##### Task inputs

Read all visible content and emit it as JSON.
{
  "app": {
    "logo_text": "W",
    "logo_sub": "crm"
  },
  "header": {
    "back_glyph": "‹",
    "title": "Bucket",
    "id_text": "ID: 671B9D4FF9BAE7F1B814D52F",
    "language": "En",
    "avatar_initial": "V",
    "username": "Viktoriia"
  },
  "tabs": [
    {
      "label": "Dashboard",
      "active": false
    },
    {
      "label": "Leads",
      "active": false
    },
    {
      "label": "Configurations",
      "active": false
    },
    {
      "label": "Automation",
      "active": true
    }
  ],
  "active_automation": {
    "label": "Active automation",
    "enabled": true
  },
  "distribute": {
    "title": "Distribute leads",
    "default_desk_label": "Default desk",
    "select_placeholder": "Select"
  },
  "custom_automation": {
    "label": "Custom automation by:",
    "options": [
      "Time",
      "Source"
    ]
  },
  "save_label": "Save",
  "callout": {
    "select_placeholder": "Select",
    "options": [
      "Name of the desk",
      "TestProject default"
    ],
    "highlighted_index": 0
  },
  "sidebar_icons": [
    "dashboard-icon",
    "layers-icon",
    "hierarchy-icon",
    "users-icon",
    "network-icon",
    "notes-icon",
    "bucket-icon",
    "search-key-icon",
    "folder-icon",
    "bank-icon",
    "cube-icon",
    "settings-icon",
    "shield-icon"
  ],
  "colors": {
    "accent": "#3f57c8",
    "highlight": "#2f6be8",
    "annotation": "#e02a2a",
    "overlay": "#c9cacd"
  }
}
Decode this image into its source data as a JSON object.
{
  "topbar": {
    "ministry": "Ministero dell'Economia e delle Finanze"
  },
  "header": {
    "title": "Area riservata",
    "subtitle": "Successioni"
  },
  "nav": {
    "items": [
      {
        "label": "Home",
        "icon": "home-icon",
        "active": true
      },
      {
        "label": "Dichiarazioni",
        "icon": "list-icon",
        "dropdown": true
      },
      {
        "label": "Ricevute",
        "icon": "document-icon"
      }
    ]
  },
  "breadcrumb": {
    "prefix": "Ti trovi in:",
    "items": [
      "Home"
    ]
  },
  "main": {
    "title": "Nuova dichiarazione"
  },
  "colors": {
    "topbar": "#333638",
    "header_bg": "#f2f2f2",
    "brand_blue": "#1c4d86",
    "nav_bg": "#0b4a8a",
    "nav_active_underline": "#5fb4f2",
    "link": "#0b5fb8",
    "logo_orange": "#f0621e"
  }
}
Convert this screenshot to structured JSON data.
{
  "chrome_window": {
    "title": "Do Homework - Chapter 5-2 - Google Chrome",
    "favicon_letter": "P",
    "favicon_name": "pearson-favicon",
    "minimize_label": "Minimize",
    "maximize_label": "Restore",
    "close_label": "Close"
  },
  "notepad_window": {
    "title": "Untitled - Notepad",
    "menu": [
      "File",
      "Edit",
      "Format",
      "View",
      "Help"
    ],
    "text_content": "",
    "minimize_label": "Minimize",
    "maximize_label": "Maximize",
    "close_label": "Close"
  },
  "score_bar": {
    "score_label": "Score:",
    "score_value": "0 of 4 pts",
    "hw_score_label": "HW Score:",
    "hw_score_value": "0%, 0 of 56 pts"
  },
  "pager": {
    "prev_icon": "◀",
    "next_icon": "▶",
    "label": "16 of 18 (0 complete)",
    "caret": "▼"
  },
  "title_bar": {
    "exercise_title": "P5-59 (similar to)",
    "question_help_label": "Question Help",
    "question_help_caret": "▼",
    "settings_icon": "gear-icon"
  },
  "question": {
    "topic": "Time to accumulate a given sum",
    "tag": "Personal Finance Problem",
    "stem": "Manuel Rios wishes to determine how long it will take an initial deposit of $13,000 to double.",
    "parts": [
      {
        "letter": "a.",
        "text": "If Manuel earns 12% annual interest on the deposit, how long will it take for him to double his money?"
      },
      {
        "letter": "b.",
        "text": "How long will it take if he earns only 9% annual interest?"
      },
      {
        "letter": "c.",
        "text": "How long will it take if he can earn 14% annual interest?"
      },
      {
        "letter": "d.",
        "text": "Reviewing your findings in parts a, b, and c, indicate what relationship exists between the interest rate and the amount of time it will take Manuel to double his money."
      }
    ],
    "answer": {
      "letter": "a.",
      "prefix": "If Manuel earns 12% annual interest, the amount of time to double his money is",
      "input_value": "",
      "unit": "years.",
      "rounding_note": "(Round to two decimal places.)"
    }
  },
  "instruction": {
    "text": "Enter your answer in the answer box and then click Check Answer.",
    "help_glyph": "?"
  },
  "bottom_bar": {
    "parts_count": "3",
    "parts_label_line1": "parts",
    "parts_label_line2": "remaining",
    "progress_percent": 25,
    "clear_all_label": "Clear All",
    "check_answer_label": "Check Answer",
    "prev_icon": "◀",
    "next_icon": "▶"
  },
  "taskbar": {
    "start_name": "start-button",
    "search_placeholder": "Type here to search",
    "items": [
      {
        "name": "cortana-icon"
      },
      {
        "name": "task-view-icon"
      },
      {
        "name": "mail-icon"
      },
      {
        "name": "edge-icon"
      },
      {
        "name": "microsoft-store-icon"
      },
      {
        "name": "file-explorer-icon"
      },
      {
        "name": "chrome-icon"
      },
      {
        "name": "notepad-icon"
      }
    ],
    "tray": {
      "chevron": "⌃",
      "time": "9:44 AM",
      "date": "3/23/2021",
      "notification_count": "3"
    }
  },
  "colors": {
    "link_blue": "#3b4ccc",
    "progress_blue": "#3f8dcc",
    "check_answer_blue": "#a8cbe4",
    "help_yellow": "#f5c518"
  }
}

##########

#### [To be done]
Across the entries above, how many lines contain "prefix"? Provide only the count.

#### [Reply to the exercise]
2